(Dataset records on visual material)
──────

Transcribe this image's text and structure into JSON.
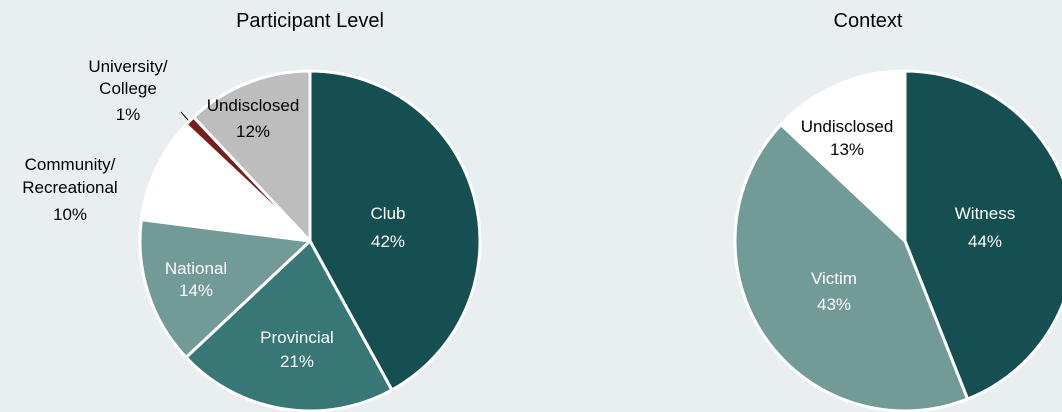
{
  "chart_data": [
    {
      "type": "pie",
      "title": "Participant Level",
      "slices": [
        {
          "label": "Club",
          "value": 42,
          "pct_label": "42%",
          "color": "#154f52",
          "text_color": "#ffffff"
        },
        {
          "label": "Provincial",
          "value": 21,
          "pct_label": "21%",
          "color": "#377775",
          "text_color": "#ffffff"
        },
        {
          "label": "National",
          "value": 14,
          "pct_label": "14%",
          "color": "#729b97",
          "text_color": "#ffffff"
        },
        {
          "label": "Community/\nRecreational",
          "value": 10,
          "pct_label": "10%",
          "color": "#ffffff",
          "text_color": "#000000"
        },
        {
          "label": "University/\nCollege",
          "value": 1,
          "pct_label": "1%",
          "color": "#7b1c1c",
          "text_color": "#000000"
        },
        {
          "label": "Undisclosed",
          "value": 12,
          "pct_label": "12%",
          "color": "#bdbdbd",
          "text_color": "#000000"
        }
      ]
    },
    {
      "type": "pie",
      "title": "Context",
      "slices": [
        {
          "label": "Witness",
          "value": 44,
          "pct_label": "44%",
          "color": "#154f52",
          "text_color": "#ffffff"
        },
        {
          "label": "Victim",
          "value": 43,
          "pct_label": "43%",
          "color": "#729b97",
          "text_color": "#ffffff"
        },
        {
          "label": "Undisclosed",
          "value": 13,
          "pct_label": "13%",
          "color": "#ffffff",
          "text_color": "#000000"
        }
      ]
    }
  ]
}
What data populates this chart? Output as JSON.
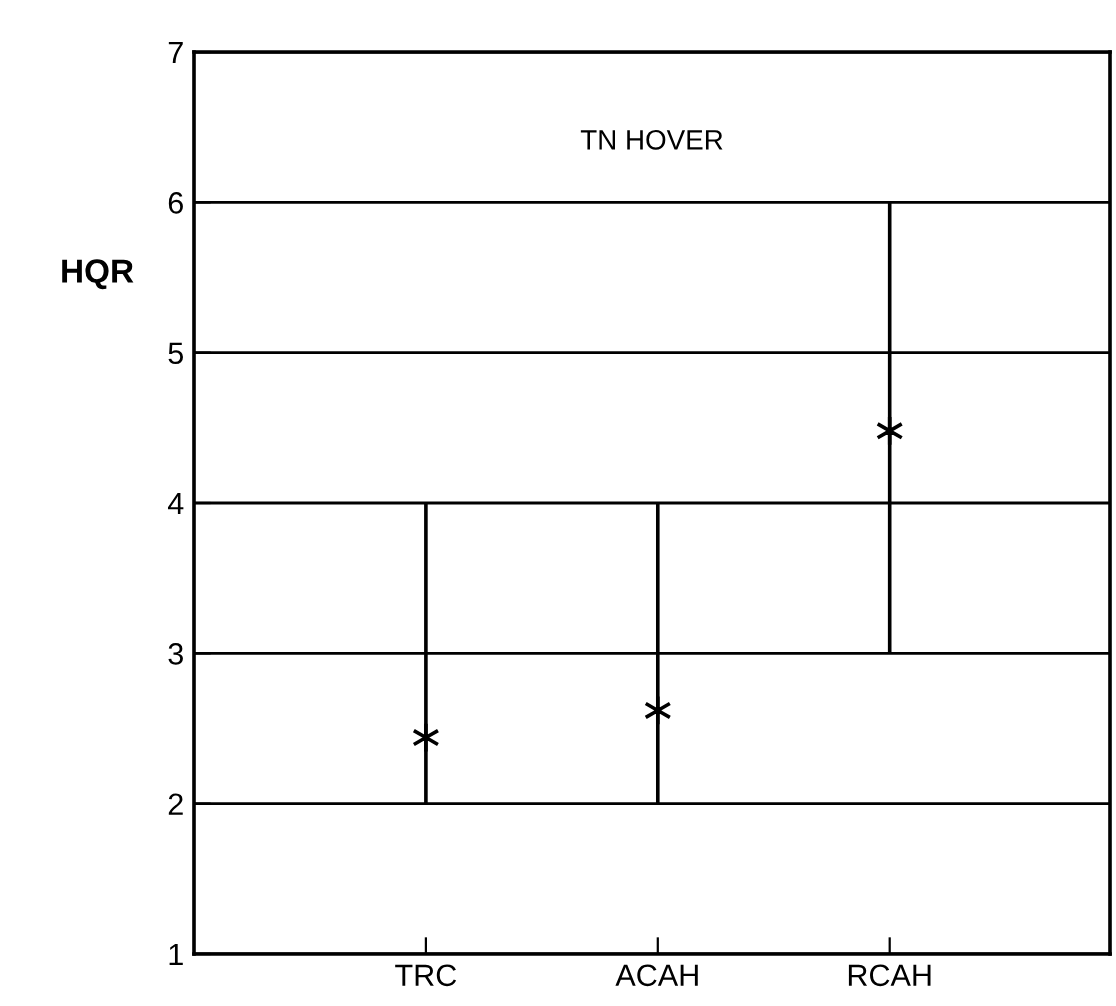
{
  "chart_data": {
    "type": "scatter",
    "ylabel": "HQR",
    "annotations": [
      "TN HOVER"
    ],
    "categories": [
      "TRC",
      "ACAH",
      "RCAH"
    ],
    "values": [
      2.44,
      2.62,
      4.48
    ],
    "errors": [
      [
        2,
        4
      ],
      [
        2,
        4
      ],
      [
        3,
        6
      ]
    ],
    "color": "#000000",
    "marker": "cross",
    "ylim": [
      1,
      7
    ],
    "yticks": [
      1,
      2,
      3,
      4,
      5,
      6,
      7
    ],
    "grid": "y"
  }
}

──────

### What you need to do
Scan the listing above and copy all lines containing the word "JSON".

### Exercise result
Transcribe this image's text and structure into JSON.
What data populates this chart? Output as JSON.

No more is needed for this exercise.